### DATA FOR THIS EXERCISE
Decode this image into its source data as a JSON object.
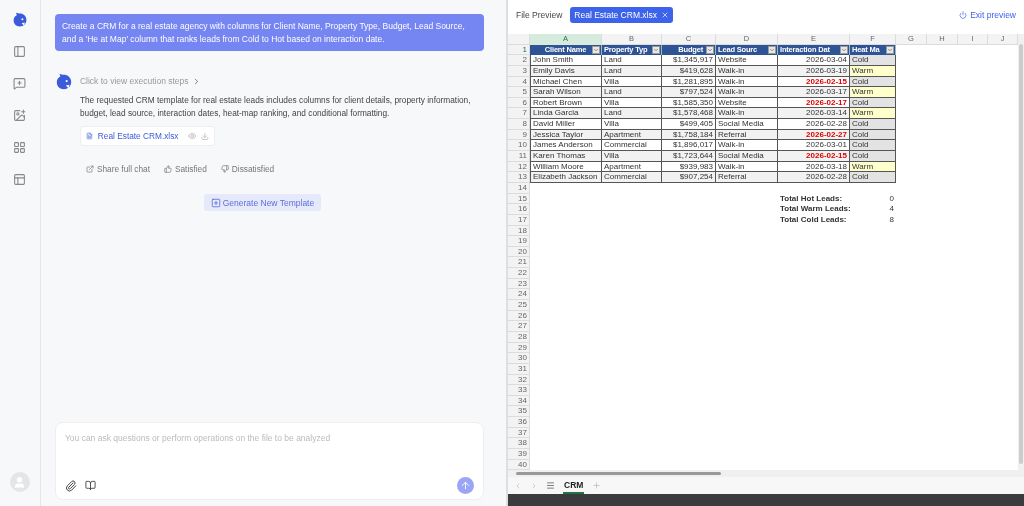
{
  "chat": {
    "user_message": "Create a CRM for a real estate agency with columns for Client Name, Property Type, Budget, Lead Source, and a 'He at Map' column that ranks leads from Cold to Hot based on interaction date.",
    "execution_steps": "Click to view execution steps",
    "reply": "The requested CRM template for real estate leads includes columns for client details, property information, budget, lead source, interaction dates, heat-map ranking, and conditional formatting.",
    "attachment": "Real Estate CRM.xlsx",
    "actions": [
      "Share full chat",
      "Satisfied",
      "Dissatisfied"
    ],
    "generate_button": "Generate New Template",
    "input": {
      "placeholder": "You can ask questions or perform operations on the file to be analyzed"
    }
  },
  "preview": {
    "title": "File Preview",
    "file_tab": "Real Estate CRM.xlsx",
    "exit": "Exit preview",
    "columns": [
      {
        "label": "A",
        "selected": true
      },
      {
        "label": "B",
        "selected": false
      },
      {
        "label": "C",
        "selected": false
      },
      {
        "label": "D",
        "selected": false
      },
      {
        "label": "E",
        "selected": false
      },
      {
        "label": "F",
        "selected": false
      },
      {
        "label": "G",
        "selected": false
      },
      {
        "label": "H",
        "selected": false
      },
      {
        "label": "I",
        "selected": false
      },
      {
        "label": "J",
        "selected": false
      }
    ],
    "headers": [
      "Client Name",
      "Property Typ",
      "Budget",
      "Lead Sourc",
      "Interaction Dat",
      "Heat Ma"
    ],
    "rows": [
      {
        "name": "John Smith",
        "type": "Land",
        "budget": "$1,345,917",
        "source": "Website",
        "date": "2026-03-04",
        "overdue": false,
        "heat": "Cold",
        "color": "#e3e3e3"
      },
      {
        "name": "Emily Davis",
        "type": "Land",
        "budget": "$419,628",
        "source": "Walk-in",
        "date": "2026-03-19",
        "overdue": false,
        "heat": "Warm",
        "color": "#ffffcc"
      },
      {
        "name": "Michael Chen",
        "type": "Villa",
        "budget": "$1,281,895",
        "source": "Walk-in",
        "date": "2026-02-15",
        "overdue": true,
        "heat": "Cold",
        "color": "#e3e3e3"
      },
      {
        "name": "Sarah Wilson",
        "type": "Land",
        "budget": "$797,524",
        "source": "Walk-in",
        "date": "2026-03-17",
        "overdue": false,
        "heat": "Warm",
        "color": "#ffffcc"
      },
      {
        "name": "Robert Brown",
        "type": "Villa",
        "budget": "$1,585,350",
        "source": "Website",
        "date": "2026-02-17",
        "overdue": true,
        "heat": "Cold",
        "color": "#e3e3e3"
      },
      {
        "name": "Linda Garcia",
        "type": "Land",
        "budget": "$1,578,468",
        "source": "Walk-in",
        "date": "2026-03-14",
        "overdue": false,
        "heat": "Warm",
        "color": "#ffffcc"
      },
      {
        "name": "David Miller",
        "type": "Villa",
        "budget": "$499,405",
        "source": "Social Media",
        "date": "2026-02-28",
        "overdue": false,
        "heat": "Cold",
        "color": "#e3e3e3"
      },
      {
        "name": "Jessica Taylor",
        "type": "Apartment",
        "budget": "$1,758,184",
        "source": "Referral",
        "date": "2026-02-27",
        "overdue": true,
        "heat": "Cold",
        "color": "#e3e3e3"
      },
      {
        "name": "James Anderson",
        "type": "Commercial",
        "budget": "$1,896,017",
        "source": "Walk-in",
        "date": "2026-03-01",
        "overdue": false,
        "heat": "Cold",
        "color": "#e3e3e3"
      },
      {
        "name": "Karen Thomas",
        "type": "Villa",
        "budget": "$1,723,644",
        "source": "Social Media",
        "date": "2026-02-15",
        "overdue": true,
        "heat": "Cold",
        "color": "#e3e3e3"
      },
      {
        "name": "William Moore",
        "type": "Apartment",
        "budget": "$939,983",
        "source": "Walk-in",
        "date": "2026-03-18",
        "overdue": false,
        "heat": "Warm",
        "color": "#ffffcc"
      },
      {
        "name": "Elizabeth Jackson",
        "type": "Commercial",
        "budget": "$907,254",
        "source": "Referral",
        "date": "2026-02-28",
        "overdue": false,
        "heat": "Cold",
        "color": "#e3e3e3"
      }
    ],
    "totals": [
      {
        "label": "Total Hot Leads:",
        "value": "0"
      },
      {
        "label": "Total Warm Leads:",
        "value": "4"
      },
      {
        "label": "Total Cold Leads:",
        "value": "8"
      }
    ],
    "row_numbers": [
      "1",
      "2",
      "3",
      "4",
      "5",
      "6",
      "7",
      "8",
      "9",
      "10",
      "11",
      "12",
      "13",
      "14",
      "15",
      "16",
      "17",
      "18",
      "19",
      "20",
      "21",
      "22",
      "23",
      "24",
      "25",
      "26",
      "27",
      "28",
      "29",
      "30",
      "31",
      "32",
      "33",
      "34",
      "35",
      "36",
      "37",
      "38",
      "39",
      "40"
    ],
    "sheets": [
      {
        "label": "CRM",
        "selected": true
      }
    ]
  }
}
######
> _OBJECTIVE_: Leave out the pictures and return every record word for word.

> _EXPECTED ANSWER_:
Decode this image into its source data as a JSON object.
{
  "chat": {
    "user_message": "Create a CRM for a real estate agency with columns for Client Name, Property Type, Budget, Lead Source, and a 'He at Map' column that ranks leads from Cold to Hot based on interaction date.",
    "execution_steps": "Click to view execution steps",
    "reply": "The requested CRM template for real estate leads includes columns for client details, property information, budget, lead source, interaction dates, heat-map ranking, and conditional formatting.",
    "attachment": "Real Estate CRM.xlsx",
    "actions": [
      "Share full chat",
      "Satisfied",
      "Dissatisfied"
    ],
    "generate_button": "Generate New Template",
    "input": {
      "placeholder": "You can ask questions or perform operations on the file to be analyzed"
    }
  },
  "preview": {
    "title": "File Preview",
    "file_tab": "Real Estate CRM.xlsx",
    "exit": "Exit preview",
    "columns": [
      {
        "label": "A",
        "selected": true
      },
      {
        "label": "B",
        "selected": false
      },
      {
        "label": "C",
        "selected": false
      },
      {
        "label": "D",
        "selected": false
      },
      {
        "label": "E",
        "selected": false
      },
      {
        "label": "F",
        "selected": false
      },
      {
        "label": "G",
        "selected": false
      },
      {
        "label": "H",
        "selected": false
      },
      {
        "label": "I",
        "selected": false
      },
      {
        "label": "J",
        "selected": false
      }
    ],
    "headers": [
      "Client Name",
      "Property Typ",
      "Budget",
      "Lead Sourc",
      "Interaction Dat",
      "Heat Ma"
    ],
    "rows": [
      {
        "name": "John Smith",
        "type": "Land",
        "budget": "$1,345,917",
        "source": "Website",
        "date": "2026-03-04",
        "overdue": false,
        "heat": "Cold",
        "color": "#e3e3e3"
      },
      {
        "name": "Emily Davis",
        "type": "Land",
        "budget": "$419,628",
        "source": "Walk-in",
        "date": "2026-03-19",
        "overdue": false,
        "heat": "Warm",
        "color": "#ffffcc"
      },
      {
        "name": "Michael Chen",
        "type": "Villa",
        "budget": "$1,281,895",
        "source": "Walk-in",
        "date": "2026-02-15",
        "overdue": true,
        "heat": "Cold",
        "color": "#e3e3e3"
      },
      {
        "name": "Sarah Wilson",
        "type": "Land",
        "budget": "$797,524",
        "source": "Walk-in",
        "date": "2026-03-17",
        "overdue": false,
        "heat": "Warm",
        "color": "#ffffcc"
      },
      {
        "name": "Robert Brown",
        "type": "Villa",
        "budget": "$1,585,350",
        "source": "Website",
        "date": "2026-02-17",
        "overdue": true,
        "heat": "Cold",
        "color": "#e3e3e3"
      },
      {
        "name": "Linda Garcia",
        "type": "Land",
        "budget": "$1,578,468",
        "source": "Walk-in",
        "date": "2026-03-14",
        "overdue": false,
        "heat": "Warm",
        "color": "#ffffcc"
      },
      {
        "name": "David Miller",
        "type": "Villa",
        "budget": "$499,405",
        "source": "Social Media",
        "date": "2026-02-28",
        "overdue": false,
        "heat": "Cold",
        "color": "#e3e3e3"
      },
      {
        "name": "Jessica Taylor",
        "type": "Apartment",
        "budget": "$1,758,184",
        "source": "Referral",
        "date": "2026-02-27",
        "overdue": true,
        "heat": "Cold",
        "color": "#e3e3e3"
      },
      {
        "name": "James Anderson",
        "type": "Commercial",
        "budget": "$1,896,017",
        "source": "Walk-in",
        "date": "2026-03-01",
        "overdue": false,
        "heat": "Cold",
        "color": "#e3e3e3"
      },
      {
        "name": "Karen Thomas",
        "type": "Villa",
        "budget": "$1,723,644",
        "source": "Social Media",
        "date": "2026-02-15",
        "overdue": true,
        "heat": "Cold",
        "color": "#e3e3e3"
      },
      {
        "name": "William Moore",
        "type": "Apartment",
        "budget": "$939,983",
        "source": "Walk-in",
        "date": "2026-03-18",
        "overdue": false,
        "heat": "Warm",
        "color": "#ffffcc"
      },
      {
        "name": "Elizabeth Jackson",
        "type": "Commercial",
        "budget": "$907,254",
        "source": "Referral",
        "date": "2026-02-28",
        "overdue": false,
        "heat": "Cold",
        "color": "#e3e3e3"
      }
    ],
    "totals": [
      {
        "label": "Total Hot Leads:",
        "value": "0"
      },
      {
        "label": "Total Warm Leads:",
        "value": "4"
      },
      {
        "label": "Total Cold Leads:",
        "value": "8"
      }
    ],
    "row_numbers": [
      "1",
      "2",
      "3",
      "4",
      "5",
      "6",
      "7",
      "8",
      "9",
      "10",
      "11",
      "12",
      "13",
      "14",
      "15",
      "16",
      "17",
      "18",
      "19",
      "20",
      "21",
      "22",
      "23",
      "24",
      "25",
      "26",
      "27",
      "28",
      "29",
      "30",
      "31",
      "32",
      "33",
      "34",
      "35",
      "36",
      "37",
      "38",
      "39",
      "40"
    ],
    "sheets": [
      {
        "label": "CRM",
        "selected": true
      }
    ]
  }
}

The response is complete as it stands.